* [RECORD SET]:
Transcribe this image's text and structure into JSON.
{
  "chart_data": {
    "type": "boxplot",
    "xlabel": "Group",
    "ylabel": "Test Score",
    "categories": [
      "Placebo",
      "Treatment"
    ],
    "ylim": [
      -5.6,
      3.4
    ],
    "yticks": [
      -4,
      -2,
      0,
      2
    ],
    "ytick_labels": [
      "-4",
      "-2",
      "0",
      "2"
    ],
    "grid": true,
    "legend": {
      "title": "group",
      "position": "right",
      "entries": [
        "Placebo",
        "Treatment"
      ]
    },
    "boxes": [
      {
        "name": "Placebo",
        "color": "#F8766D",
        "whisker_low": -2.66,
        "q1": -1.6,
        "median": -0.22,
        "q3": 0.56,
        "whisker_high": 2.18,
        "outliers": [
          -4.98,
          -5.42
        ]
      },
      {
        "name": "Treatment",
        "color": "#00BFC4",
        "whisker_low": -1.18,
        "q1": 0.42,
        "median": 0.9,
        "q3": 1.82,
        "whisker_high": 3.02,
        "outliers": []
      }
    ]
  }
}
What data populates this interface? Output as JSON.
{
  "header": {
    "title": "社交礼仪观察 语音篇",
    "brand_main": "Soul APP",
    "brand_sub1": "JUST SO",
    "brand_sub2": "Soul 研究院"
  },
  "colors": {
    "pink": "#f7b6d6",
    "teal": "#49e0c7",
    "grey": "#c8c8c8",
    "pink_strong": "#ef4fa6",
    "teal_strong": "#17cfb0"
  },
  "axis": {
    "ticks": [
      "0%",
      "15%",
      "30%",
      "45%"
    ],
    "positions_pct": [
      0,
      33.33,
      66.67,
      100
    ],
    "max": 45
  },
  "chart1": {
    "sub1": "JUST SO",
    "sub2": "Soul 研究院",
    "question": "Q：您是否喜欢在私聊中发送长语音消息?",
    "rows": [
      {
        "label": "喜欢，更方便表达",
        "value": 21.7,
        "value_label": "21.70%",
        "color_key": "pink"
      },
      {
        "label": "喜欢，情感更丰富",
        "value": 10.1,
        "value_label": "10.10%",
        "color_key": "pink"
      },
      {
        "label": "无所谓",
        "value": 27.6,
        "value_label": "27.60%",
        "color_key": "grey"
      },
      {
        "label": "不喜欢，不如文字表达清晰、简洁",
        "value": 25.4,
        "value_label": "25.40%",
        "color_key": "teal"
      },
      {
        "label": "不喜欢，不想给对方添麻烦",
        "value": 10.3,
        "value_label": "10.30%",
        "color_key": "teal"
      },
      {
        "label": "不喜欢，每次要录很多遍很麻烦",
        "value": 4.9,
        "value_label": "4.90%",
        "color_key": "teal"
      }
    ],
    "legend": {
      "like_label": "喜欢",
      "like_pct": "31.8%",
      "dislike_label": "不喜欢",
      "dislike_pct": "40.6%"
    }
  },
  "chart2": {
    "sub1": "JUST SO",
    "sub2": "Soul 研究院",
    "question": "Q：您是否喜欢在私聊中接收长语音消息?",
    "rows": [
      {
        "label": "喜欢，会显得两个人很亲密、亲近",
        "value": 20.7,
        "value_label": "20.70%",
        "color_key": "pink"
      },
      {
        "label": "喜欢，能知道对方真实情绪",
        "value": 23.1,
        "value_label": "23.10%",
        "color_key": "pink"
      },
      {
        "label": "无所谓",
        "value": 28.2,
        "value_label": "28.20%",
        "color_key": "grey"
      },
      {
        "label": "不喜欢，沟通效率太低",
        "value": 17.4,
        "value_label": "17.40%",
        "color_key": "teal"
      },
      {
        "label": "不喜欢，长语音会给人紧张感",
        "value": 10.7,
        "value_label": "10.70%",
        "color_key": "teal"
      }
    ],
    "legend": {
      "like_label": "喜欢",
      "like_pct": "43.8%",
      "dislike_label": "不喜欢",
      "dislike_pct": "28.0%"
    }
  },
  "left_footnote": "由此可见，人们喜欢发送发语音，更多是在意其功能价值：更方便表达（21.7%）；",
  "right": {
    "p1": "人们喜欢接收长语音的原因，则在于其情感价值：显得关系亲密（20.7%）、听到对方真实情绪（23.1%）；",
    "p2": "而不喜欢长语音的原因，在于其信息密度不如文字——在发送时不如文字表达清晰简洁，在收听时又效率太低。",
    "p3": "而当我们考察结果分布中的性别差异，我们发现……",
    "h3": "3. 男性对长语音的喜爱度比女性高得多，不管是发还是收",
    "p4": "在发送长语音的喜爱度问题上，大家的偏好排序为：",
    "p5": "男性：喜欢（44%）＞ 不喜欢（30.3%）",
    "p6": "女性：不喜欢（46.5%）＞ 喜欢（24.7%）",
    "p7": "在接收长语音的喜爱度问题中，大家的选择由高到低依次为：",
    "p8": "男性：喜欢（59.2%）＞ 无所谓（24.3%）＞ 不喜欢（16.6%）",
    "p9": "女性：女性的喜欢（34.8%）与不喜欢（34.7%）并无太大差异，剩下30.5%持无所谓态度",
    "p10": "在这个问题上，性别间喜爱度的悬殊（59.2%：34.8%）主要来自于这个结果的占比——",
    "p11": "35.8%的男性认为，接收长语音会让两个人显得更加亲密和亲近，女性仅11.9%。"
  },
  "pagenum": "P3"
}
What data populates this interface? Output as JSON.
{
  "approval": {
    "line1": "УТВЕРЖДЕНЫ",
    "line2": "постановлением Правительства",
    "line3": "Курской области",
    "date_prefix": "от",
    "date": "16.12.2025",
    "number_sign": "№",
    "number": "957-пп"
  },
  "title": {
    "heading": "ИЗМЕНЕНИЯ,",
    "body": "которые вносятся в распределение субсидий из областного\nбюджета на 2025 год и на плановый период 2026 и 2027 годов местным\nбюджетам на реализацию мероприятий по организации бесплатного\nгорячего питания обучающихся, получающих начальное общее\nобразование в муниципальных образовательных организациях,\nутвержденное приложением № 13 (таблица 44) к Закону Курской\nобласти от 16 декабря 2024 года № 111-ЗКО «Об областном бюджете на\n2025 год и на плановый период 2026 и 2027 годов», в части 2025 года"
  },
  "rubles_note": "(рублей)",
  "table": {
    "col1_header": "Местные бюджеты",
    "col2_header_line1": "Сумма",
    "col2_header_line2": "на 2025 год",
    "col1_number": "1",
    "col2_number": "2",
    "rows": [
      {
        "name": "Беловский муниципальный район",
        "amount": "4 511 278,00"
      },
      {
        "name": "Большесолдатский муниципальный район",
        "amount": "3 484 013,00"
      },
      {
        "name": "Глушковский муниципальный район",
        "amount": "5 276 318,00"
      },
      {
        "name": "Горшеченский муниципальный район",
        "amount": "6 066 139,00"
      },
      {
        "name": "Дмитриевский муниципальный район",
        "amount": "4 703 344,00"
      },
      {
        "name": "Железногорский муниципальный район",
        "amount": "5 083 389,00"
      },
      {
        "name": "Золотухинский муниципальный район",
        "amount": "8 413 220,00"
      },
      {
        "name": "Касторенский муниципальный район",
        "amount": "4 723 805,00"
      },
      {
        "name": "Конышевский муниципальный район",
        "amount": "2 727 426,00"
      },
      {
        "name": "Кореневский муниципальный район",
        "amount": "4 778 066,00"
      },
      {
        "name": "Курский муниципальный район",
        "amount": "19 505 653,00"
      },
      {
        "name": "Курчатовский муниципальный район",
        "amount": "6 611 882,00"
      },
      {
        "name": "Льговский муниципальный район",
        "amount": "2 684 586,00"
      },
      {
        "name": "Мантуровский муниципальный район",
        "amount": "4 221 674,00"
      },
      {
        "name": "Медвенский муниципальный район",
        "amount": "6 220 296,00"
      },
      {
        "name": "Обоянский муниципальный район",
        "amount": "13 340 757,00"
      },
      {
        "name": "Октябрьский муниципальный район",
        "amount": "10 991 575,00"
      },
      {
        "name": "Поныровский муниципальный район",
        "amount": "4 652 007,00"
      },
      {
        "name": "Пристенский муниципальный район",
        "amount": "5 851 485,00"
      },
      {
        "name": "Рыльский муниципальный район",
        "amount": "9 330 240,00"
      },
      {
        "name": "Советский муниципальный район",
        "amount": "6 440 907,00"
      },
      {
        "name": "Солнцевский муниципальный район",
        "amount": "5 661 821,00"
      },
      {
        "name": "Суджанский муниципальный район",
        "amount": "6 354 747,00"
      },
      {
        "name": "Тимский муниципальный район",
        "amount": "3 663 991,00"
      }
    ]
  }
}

* [WHAT IS BEING ASKED]: Check the data for the word "Курской" and pull out the lines that have it.

* [RESPONSE TO THIS EXERCISE]:
    "line3": "Курской области",
    "body": "которые вносятся в распределение субсидий из областного\nбюджета на 2025 год и на плановый период 2026 и 2027 годов местным\nбюджетам на реализацию мероприятий по организации бесплатного\nгорячего питания обучающихся, получающих начальное общее\nобразование в муниципальных образовательных организациях,\nутвержденное приложением № 13 (таблица 44) к Закону Курской\nобласти от 16 декабря 2024 года № 111-ЗКО «Об областном бюджете на\n2025 год и на плановый период 2026 и 2027 годов», в части 2025 года"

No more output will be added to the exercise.